→ **About this task**
Can you find the lines of the listing that include "floss" and copy every one?

→ **Provided data**
════════
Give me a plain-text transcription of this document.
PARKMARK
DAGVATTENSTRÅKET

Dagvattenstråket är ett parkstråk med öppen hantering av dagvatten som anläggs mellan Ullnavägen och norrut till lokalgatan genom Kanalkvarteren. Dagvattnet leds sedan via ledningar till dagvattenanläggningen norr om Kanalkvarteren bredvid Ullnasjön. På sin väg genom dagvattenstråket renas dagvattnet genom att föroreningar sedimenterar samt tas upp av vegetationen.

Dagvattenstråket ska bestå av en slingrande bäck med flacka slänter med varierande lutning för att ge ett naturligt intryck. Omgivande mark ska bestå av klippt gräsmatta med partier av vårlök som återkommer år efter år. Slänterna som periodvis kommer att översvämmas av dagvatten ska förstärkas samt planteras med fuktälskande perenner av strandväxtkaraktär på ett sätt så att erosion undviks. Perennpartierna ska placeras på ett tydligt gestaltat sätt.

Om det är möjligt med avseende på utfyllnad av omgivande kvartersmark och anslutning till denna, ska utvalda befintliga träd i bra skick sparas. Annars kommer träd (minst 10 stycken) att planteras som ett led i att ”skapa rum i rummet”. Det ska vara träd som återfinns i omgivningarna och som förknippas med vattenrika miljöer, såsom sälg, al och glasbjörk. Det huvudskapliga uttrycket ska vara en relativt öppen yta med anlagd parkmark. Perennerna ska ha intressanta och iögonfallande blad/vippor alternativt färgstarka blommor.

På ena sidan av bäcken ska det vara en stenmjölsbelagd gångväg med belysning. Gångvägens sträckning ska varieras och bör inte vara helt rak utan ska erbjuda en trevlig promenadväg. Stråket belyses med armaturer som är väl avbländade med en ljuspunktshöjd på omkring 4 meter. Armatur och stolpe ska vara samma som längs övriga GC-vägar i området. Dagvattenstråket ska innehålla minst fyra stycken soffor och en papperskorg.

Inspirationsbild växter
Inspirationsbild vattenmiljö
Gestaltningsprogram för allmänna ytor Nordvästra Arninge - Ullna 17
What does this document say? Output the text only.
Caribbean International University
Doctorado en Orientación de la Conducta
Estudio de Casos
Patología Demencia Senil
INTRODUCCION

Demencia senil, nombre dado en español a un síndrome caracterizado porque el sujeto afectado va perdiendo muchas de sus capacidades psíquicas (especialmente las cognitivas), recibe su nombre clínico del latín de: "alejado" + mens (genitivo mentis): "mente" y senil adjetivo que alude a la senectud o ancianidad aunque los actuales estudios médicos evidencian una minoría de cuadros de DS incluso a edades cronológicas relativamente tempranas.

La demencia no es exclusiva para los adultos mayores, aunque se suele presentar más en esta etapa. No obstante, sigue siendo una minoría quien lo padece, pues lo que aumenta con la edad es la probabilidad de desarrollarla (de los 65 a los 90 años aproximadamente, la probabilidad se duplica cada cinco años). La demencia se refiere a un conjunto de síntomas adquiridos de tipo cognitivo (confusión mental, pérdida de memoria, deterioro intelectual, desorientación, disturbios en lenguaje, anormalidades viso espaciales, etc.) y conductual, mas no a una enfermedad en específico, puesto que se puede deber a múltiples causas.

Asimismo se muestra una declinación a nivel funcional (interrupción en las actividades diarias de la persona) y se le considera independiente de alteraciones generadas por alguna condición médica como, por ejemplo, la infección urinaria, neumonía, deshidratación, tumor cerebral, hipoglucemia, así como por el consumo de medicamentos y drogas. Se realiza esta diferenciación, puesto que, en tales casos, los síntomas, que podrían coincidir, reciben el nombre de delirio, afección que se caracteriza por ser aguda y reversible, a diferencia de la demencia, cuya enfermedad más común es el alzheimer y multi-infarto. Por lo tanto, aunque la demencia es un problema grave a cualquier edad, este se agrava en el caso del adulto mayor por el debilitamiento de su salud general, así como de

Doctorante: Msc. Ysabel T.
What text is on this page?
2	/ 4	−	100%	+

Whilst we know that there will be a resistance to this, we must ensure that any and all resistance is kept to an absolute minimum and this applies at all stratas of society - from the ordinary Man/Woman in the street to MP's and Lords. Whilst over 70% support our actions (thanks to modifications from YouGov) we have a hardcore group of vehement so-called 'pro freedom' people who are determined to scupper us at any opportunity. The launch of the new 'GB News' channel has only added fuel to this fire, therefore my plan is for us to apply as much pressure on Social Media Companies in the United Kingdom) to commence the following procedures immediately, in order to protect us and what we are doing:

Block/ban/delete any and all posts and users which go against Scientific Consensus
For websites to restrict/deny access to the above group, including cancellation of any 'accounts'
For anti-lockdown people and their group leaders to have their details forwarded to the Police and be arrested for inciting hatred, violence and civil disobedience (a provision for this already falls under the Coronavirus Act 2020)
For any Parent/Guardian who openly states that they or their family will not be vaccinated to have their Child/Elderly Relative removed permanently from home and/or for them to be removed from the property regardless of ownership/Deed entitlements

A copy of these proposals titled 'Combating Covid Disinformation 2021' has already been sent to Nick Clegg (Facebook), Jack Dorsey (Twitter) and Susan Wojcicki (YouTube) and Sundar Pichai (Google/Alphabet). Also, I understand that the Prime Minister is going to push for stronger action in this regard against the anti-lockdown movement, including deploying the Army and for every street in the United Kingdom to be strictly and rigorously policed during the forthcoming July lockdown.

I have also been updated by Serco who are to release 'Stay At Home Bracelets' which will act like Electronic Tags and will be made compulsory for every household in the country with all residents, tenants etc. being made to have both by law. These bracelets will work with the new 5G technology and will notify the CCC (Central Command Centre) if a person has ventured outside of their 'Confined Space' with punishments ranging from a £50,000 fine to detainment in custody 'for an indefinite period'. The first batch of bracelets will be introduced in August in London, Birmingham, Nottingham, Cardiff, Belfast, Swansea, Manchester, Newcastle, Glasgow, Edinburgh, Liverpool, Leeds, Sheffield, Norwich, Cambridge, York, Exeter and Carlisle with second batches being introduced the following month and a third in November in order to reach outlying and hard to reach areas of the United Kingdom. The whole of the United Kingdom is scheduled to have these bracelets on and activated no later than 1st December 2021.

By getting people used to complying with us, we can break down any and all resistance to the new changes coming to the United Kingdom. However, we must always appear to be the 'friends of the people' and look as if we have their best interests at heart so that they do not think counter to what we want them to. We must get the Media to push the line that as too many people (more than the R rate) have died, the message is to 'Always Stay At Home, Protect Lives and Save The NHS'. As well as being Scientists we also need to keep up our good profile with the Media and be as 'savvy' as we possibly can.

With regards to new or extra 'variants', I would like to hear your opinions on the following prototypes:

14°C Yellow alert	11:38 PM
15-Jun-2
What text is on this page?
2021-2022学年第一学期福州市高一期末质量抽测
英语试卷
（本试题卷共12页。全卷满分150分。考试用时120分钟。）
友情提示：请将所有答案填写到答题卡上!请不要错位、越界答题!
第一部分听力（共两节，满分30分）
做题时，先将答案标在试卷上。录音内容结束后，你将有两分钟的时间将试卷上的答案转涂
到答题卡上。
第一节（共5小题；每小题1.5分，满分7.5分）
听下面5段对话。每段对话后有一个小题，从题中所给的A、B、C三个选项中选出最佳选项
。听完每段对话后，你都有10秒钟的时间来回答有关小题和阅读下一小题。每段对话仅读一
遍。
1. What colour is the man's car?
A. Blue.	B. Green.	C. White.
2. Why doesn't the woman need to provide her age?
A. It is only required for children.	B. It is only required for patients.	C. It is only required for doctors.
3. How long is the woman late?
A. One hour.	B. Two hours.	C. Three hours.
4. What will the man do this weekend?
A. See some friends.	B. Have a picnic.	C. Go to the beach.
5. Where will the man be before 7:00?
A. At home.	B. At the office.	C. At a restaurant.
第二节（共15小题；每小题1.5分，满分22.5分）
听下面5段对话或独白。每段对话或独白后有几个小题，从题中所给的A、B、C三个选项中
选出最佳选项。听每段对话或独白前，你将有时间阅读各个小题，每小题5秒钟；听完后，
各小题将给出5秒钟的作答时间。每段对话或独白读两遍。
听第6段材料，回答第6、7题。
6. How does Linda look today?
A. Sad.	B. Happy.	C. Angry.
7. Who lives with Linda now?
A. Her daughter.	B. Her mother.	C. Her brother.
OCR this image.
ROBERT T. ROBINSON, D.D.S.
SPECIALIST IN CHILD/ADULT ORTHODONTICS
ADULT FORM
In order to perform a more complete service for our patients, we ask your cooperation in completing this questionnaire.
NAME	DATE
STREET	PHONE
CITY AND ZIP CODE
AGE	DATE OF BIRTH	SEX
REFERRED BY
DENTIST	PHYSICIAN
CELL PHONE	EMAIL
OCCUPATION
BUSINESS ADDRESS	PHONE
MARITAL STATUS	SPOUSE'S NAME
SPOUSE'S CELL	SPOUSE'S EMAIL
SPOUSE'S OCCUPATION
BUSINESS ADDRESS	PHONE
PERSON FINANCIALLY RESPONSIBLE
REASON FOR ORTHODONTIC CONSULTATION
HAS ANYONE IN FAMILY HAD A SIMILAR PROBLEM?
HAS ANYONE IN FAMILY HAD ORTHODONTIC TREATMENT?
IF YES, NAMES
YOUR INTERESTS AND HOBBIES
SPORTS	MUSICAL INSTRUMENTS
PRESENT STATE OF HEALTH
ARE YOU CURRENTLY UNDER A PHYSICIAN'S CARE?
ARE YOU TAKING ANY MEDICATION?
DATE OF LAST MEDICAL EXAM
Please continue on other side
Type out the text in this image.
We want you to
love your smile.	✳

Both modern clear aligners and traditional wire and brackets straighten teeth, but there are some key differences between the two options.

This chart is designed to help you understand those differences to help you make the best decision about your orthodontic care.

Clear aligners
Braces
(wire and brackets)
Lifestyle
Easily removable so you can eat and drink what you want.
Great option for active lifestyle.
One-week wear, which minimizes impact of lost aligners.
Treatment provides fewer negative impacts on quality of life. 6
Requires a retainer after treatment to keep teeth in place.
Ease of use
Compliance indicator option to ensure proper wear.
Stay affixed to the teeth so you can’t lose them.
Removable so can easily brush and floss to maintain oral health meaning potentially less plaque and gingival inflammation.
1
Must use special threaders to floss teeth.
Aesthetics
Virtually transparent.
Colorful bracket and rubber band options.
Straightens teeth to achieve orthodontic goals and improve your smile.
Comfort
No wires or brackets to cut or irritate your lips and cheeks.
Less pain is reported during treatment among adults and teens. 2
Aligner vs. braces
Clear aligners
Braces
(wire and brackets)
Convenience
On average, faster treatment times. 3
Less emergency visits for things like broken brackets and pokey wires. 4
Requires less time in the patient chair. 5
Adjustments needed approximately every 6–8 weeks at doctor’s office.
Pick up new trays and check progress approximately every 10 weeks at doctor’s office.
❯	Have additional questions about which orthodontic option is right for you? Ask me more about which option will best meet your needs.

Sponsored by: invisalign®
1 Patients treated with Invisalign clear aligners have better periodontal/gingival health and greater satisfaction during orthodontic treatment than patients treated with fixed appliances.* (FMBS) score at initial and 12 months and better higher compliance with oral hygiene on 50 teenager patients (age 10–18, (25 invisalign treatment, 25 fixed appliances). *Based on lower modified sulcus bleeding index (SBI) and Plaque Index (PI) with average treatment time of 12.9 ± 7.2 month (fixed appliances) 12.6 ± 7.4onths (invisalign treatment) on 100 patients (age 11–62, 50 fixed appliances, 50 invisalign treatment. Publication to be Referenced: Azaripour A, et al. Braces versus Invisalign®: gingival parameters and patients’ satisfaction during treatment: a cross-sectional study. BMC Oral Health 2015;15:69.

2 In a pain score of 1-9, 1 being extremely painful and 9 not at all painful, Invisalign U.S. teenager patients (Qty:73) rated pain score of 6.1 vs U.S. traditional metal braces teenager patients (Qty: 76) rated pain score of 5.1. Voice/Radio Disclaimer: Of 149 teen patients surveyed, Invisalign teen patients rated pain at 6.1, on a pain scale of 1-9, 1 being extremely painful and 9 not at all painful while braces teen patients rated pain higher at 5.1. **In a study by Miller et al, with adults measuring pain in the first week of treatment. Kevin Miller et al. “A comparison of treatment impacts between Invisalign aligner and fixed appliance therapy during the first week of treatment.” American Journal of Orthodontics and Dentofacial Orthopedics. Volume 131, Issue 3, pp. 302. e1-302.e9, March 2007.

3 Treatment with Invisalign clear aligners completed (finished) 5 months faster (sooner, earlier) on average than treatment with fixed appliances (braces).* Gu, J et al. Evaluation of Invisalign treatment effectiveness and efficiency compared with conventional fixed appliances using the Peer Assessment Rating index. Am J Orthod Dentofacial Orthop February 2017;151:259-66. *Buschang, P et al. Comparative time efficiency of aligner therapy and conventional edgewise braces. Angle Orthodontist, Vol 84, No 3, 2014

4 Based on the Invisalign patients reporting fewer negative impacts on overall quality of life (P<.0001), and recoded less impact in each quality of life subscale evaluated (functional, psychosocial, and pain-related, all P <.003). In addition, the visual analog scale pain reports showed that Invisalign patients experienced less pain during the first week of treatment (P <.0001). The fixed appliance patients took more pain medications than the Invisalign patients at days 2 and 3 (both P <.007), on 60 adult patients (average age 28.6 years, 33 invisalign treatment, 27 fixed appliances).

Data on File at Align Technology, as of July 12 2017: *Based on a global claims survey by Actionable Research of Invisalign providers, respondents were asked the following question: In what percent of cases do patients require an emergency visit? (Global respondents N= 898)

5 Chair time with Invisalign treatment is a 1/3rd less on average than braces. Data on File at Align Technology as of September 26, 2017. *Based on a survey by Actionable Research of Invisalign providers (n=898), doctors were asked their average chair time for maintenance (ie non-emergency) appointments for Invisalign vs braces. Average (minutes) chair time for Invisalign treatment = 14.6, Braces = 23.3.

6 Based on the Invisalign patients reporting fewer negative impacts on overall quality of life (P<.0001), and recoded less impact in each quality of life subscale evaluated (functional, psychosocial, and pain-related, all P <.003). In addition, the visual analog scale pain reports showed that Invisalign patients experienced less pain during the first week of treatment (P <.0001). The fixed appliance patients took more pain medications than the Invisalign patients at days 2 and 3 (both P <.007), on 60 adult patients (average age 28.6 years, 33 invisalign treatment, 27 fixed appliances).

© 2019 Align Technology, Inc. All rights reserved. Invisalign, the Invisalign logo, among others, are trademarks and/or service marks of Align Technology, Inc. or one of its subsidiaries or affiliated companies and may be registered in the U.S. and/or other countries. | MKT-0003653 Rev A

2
════════
→ **Result of the task**
Removable so can easily brush and floss to maintain oral health meaning potentially less plaque and gingival inflammation.
Must use special threaders to floss teeth.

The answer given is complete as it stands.